--- EXERCISE TEXT ---
──────────

Sorry for the late review of this document. I just got to it this
week. I'm sending this as comments rather than issues/PR due to
how late it is in the proces.

I have two high-level comments:

- This document seems to still have a bunch of material about
  static DH (especially static DH authentication). I thought we
  had agreed to remove that.

- You are inconsistent about using capital 2119 language
  and I expect you want to be consistent.


DETAILED
S 2.
   All of these key exchange algorithms provide forward secrecy.

This is actually only true if each side generates fresh ephemerals
which does not seem to be required by the spec.

Do we really want to promote ECDH_anon to standards track?


Nit: you want a line break between the last line of Figure 1
and the legend explaining the message types.


S 2.3.
   This specification does not impose restrictions on signature schemes
   used anywhere in the certificate chain.  The previous version of this
   document required the signatures to match, but this restriction,
   originating in previous TLS versions is lifted here as it had been in
   RFC 5246.

This section is about ECDH_anon, so maybe this text belongs in S 2.1 or
2.2.?


S 3.
You have a bunch of lower case 2119 key words here.

   If these conditions are not met, the client should send a client
   Certificate message containing no certificates.  In this case, the
   ClientKeyExchange should be sent as described in Section 2, and the
   CertificateVerify should not be sent.  If the server requires client
   authentication, it may respond with a fatal handshake failure alert.

Actually, this "should not be sent" is a MUST NOT, because if you send
an empty certificate, you're forbidden to send CertificateVerify.


S 4.
   choice of curves and compression techniques specified by the client.

s/compression techniques/point formats/?


S 5.1.1.

──────────

--- DATA LISTING ---
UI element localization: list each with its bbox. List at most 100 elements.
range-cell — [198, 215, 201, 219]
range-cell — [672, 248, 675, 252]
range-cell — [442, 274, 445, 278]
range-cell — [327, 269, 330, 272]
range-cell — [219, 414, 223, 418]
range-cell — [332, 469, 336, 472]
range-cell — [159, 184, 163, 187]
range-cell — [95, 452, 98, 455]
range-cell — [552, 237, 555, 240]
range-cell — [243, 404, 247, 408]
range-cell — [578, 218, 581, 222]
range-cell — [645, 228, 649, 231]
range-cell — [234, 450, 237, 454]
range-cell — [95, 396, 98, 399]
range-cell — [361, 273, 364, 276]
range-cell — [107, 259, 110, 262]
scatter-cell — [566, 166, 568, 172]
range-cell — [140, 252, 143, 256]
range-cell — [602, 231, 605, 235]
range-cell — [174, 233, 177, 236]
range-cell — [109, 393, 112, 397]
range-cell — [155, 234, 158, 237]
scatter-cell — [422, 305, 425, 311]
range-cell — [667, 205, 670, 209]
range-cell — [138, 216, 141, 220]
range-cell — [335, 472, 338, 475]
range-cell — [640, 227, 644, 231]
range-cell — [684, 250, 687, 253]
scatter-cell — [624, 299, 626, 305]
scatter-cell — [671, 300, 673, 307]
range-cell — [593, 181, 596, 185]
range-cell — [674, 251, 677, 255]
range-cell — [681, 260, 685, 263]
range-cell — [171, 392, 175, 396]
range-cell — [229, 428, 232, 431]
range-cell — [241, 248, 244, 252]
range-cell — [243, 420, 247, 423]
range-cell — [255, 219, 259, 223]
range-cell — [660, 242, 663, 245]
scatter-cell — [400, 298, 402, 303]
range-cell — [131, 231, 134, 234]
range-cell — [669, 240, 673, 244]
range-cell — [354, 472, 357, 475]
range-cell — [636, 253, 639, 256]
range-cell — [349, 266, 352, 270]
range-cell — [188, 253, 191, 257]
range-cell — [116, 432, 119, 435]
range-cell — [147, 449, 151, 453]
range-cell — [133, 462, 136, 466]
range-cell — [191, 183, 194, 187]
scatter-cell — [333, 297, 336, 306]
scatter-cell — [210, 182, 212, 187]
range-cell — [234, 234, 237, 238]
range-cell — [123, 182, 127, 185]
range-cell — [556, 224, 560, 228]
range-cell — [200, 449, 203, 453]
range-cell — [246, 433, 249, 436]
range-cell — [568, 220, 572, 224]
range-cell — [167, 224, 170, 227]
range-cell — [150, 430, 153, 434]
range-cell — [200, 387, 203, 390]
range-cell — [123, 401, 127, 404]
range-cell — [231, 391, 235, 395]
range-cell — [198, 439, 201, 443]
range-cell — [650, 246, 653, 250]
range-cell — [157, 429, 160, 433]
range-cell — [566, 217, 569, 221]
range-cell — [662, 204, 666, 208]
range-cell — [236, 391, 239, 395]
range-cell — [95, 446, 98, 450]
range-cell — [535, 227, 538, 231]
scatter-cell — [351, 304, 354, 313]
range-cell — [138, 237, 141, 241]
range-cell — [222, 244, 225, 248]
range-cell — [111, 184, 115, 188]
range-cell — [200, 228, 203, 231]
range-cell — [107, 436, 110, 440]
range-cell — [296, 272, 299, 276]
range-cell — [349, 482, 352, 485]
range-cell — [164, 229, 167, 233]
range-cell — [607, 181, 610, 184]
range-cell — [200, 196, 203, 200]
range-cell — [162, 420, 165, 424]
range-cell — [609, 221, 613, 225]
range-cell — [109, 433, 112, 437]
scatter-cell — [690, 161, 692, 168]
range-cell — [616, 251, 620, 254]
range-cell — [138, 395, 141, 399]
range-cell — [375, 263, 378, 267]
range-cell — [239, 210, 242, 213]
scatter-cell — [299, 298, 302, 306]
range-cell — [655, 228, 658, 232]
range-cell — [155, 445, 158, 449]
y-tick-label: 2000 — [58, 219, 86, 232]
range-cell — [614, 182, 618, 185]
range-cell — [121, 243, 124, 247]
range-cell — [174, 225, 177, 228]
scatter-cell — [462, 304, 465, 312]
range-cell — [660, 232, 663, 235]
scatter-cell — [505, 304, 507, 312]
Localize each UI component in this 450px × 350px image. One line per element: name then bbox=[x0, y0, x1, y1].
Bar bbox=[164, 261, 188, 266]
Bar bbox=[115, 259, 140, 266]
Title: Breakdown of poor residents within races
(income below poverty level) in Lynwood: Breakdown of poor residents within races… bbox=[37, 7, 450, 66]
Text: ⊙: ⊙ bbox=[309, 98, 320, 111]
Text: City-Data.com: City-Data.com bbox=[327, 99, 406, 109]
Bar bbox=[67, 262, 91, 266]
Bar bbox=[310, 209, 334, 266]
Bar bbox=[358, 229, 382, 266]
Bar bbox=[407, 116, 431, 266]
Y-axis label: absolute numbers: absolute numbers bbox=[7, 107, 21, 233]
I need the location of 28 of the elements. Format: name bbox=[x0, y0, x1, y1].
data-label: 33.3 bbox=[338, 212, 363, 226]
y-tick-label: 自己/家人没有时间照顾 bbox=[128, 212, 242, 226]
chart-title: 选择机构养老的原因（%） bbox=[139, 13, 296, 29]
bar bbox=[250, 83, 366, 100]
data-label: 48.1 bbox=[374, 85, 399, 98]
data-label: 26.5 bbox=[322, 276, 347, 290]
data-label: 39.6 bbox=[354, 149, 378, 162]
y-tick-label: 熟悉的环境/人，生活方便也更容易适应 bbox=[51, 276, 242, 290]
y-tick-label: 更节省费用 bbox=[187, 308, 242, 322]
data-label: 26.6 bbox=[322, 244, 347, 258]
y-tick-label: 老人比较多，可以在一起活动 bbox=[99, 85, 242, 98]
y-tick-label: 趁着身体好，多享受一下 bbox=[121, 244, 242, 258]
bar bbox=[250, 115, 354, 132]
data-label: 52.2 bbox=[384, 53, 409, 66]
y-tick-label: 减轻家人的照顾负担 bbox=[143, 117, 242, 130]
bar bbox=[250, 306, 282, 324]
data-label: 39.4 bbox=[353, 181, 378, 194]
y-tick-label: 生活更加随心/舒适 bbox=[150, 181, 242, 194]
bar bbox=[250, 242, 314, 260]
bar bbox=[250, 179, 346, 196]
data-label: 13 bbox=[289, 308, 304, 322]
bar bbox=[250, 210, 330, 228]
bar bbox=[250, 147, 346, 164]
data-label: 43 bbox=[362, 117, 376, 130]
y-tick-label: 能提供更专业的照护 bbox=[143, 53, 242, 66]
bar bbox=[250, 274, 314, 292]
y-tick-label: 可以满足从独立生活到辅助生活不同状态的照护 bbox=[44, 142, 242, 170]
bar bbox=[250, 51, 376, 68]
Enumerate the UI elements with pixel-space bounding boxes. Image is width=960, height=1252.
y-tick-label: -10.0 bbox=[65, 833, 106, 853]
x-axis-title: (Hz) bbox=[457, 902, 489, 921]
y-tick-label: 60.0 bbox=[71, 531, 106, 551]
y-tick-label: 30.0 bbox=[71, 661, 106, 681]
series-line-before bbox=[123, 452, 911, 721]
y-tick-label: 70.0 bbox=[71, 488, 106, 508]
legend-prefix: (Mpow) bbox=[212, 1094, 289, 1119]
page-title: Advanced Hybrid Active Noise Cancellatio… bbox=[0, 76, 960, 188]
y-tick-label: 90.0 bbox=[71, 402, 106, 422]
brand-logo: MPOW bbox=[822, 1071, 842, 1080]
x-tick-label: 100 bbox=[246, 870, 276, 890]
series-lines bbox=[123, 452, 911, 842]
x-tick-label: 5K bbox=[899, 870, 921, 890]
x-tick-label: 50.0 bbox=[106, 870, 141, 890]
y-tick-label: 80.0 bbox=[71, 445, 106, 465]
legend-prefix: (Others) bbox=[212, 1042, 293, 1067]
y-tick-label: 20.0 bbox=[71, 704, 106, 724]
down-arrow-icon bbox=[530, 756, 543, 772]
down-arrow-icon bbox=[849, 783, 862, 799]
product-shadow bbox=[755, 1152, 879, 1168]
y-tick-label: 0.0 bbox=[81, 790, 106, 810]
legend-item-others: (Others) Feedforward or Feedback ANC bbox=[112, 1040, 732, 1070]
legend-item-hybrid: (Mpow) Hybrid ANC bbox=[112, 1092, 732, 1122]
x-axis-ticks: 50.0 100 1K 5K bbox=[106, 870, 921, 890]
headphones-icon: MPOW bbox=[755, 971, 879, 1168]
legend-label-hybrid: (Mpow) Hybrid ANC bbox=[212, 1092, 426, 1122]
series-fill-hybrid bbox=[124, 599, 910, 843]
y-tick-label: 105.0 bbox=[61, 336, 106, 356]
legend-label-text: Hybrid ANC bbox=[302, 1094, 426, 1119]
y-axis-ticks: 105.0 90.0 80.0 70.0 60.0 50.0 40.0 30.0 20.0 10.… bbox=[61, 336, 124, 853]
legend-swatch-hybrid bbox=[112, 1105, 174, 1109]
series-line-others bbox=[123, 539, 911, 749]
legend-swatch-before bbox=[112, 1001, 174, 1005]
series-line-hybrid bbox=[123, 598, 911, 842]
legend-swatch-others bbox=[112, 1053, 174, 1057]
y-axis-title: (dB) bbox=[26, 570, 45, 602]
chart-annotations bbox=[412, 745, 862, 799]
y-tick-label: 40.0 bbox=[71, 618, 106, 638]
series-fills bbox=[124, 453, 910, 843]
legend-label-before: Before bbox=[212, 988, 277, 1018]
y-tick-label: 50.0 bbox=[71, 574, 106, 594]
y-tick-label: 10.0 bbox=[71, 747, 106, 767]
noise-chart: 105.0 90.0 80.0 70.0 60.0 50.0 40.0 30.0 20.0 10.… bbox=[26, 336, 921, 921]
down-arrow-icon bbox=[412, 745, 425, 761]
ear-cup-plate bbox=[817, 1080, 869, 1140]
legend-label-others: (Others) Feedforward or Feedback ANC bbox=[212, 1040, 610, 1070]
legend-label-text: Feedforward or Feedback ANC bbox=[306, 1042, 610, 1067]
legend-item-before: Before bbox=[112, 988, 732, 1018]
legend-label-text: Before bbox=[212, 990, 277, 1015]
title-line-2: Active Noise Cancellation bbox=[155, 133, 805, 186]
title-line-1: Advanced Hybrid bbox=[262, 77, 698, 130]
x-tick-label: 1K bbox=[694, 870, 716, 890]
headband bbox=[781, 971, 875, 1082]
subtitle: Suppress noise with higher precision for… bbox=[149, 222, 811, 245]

──────────

--- DIRECTIONS ---
• a. From the detailed part of the review of the TLS document, list every section number that appears as a heading.
• b. Answer these questions using the review of the TLS document:
(i) According to the review, under what condition do the key exchange algorithms actually provide forward secrecy?
(ii) Which key exchange does the review question promoting to standards track?
(iii) What wording does the review propose in place of "compression techniques"?
• c. Continue the review of the TLS document from its last heading, "S 5.1.1."

--- RESULTS FOR THE EXERCISE ---
• a. 2, 2.3, 3, 4, 5.1.1

• b.
(i) They provide forward secrecy only if each side generates fresh ephemerals.
(ii) ECDH_anon.
(iii) Point formats.

• c.
Do you want to rename elliptic_curve_list to named_curve_list?


S 5.1.2.

   Three point formats were included in the definition of ECPointFormat
   above.  This specification deprecates all but the uncompressed point
   format.  Implementations of this document MUST support the
   uncompressed format for all of their supported curves, and MUST NOT
   support other formats for curves defined in this specification.  For
   backwards compatibility purposes, the point format list extension
   MUST still be included, and contain exactly one value: the
   uncompressed point format (0).

This implies that you have to send supported point formats, but in
S 5.1, this is a SHOULD. I believe what you may be trying to say
here is that if you send the extension, it must be non-empty.

Also, maybe I'm missing it, but where do you say that the default
is to assume that the other side supports uncompressed if it doesn't
do so. This is a backwards compat issue.


S 5.3.
You don't define what "authorized for signatures" is, but I suspect
you're talking about KeyUsage, etc.? If so, don't you need to say
this about ECDHE_ECDSA as well.

S 5.4.
   The value named_curve indicates that a named curve is used.  This
   option SHOULD be used when applicable.

When would you not?

S 5.5.
This defines:
             rsa_fixed_ecdh(65),
             ecdsa_fixed_ecdh(66),

But the specification doesn't actually support this. Note that
the fixed_DH authentication mechanism are specified as having
the client's cert be on the same curve as the long-term
ECDH key, but you've deprecated those KE mechanisms, so as far
as I can tell, static DH auth is impossible

Also:
1. Why isn't the ECDSA cert required to be signing capable.
2. You probably should standardize on ECDSA_sign or ecdsa_sign.

S 5.7.
More text about static DH auth. Also "implicit" can probably go away.

   The client selects an ephemeral ECDH public key corresponding to the
   parameters it received from the server according to the ECKAS-DH1
   scheme from IEEE 1363.  It conveys this information to the client in
   the ClientKeyExchange message using the format defined above.

I don't understand what this means.


S 5.8.
   This message is sent when the client sends a client certificate
   containing a public key usable for digital signatures, e.g., when the
   client is authenticated using the ECDSA_sign mechanism.

This is the only way that things can work now.


S 5.1.1.
   Failing to
   do so allows attackers to gain information about the private key, to
   the point that they may recover the entire private key in a few
   requests, if that key is not really ephemeral.

To the best of my knowledge, this only applies to DH, not signature
verification.

S 6.
Do we really want to promote NULL and 3DES to ST?